Given problem
Quote the listing in full, exactly as given, minus any pictures.

Data to process
══════════

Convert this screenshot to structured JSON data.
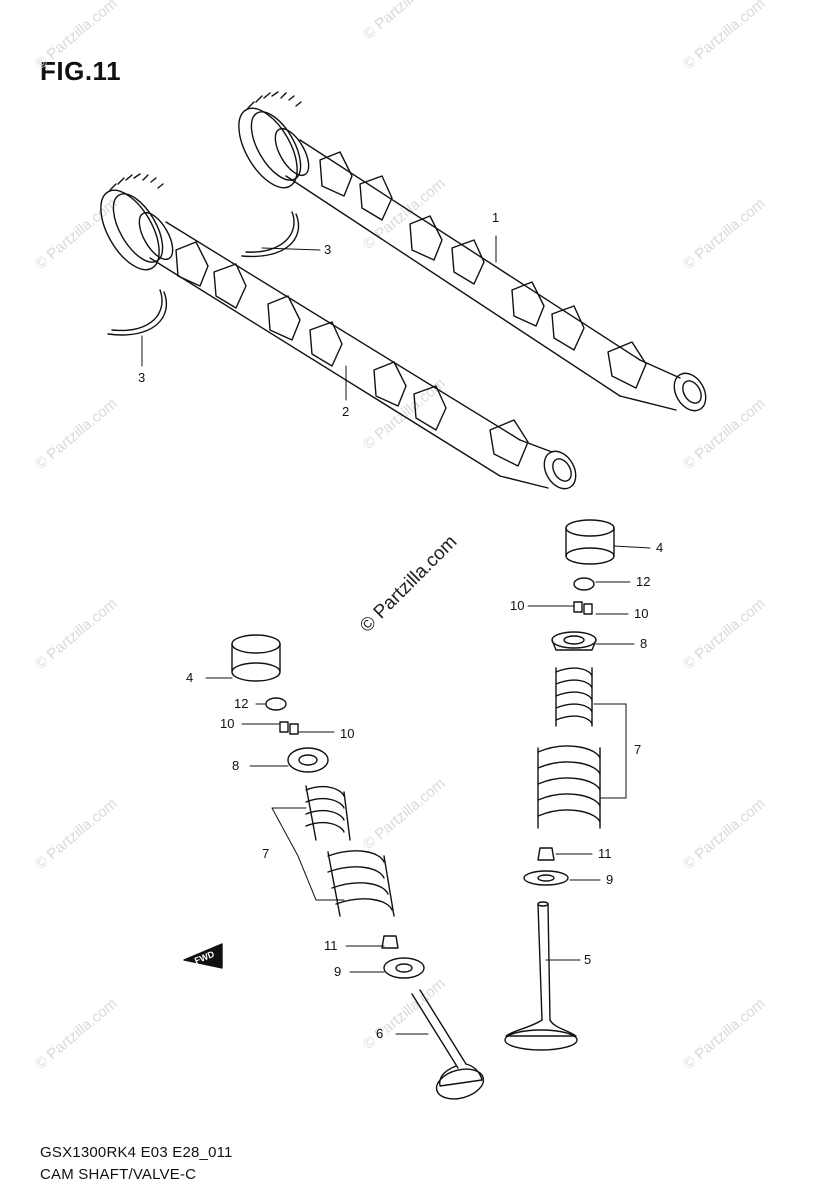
{
  "figure_title": "FIG.11",
  "footer": {
    "model_code": "GSX1300RK4 E03 E28_011",
    "section_name": "CAM SHAFT/VALVE-C"
  },
  "watermark": "© Partzilla.com",
  "fwd_label": "FWD",
  "labels": {
    "l1": "1",
    "l2": "2",
    "l3a": "3",
    "l3b": "3",
    "l4a": "4",
    "l4b": "4",
    "l5": "5",
    "l6": "6",
    "l7a": "7",
    "l7b": "7",
    "l8a": "8",
    "l8b": "8",
    "l9a": "9",
    "l9b": "9",
    "l10a": "10",
    "l10b": "10",
    "l10c": "10",
    "l10d": "10",
    "l11a": "11",
    "l11b": "11",
    "l12a": "12",
    "l12b": "12"
  },
  "colors": {
    "line": "#111111",
    "watermark": "#d9d9d9"
  }
}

══════════

The result
Convert this screenshot to structured JSON data.
{
  "figure_title": "FIG.11",
  "footer": {
    "model_code": "GSX1300RK4 E03 E28_011",
    "section_name": "CAM SHAFT/VALVE-C"
  },
  "watermark": "© Partzilla.com",
  "fwd_label": "FWD",
  "labels": {
    "l1": "1",
    "l2": "2",
    "l3a": "3",
    "l3b": "3",
    "l4a": "4",
    "l4b": "4",
    "l5": "5",
    "l6": "6",
    "l7a": "7",
    "l7b": "7",
    "l8a": "8",
    "l8b": "8",
    "l9a": "9",
    "l9b": "9",
    "l10a": "10",
    "l10b": "10",
    "l10c": "10",
    "l10d": "10",
    "l11a": "11",
    "l11b": "11",
    "l12a": "12",
    "l12b": "12"
  },
  "colors": {
    "line": "#111111",
    "watermark": "#d9d9d9"
  }
}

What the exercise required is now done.